■ **Exercise goal**
Repeat the records exactly. Every line must match.

[Figure record listings]
+++++
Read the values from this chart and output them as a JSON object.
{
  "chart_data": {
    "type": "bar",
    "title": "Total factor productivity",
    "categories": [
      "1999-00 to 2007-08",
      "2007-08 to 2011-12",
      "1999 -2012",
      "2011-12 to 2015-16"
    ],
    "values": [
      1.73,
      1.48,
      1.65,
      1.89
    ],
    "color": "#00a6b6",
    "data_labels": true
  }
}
+++++
■ **Written reply**
Read the values from this chart and output them as a JSON object.
{
  "chart_data": {
    "type": "bar",
    "title": "Total factor productivity",
    "categories": [
      "1999-00 to 2007-08",
      "2007-08 to 2011-12",
      "1999 -2012",
      "2011-12 to 2015-16"
    ],
    "values": [
      1.73,
      1.48,
      1.65,
      1.89
    ],
    "color": "#00a6b6",
    "data_labels": true
  }
}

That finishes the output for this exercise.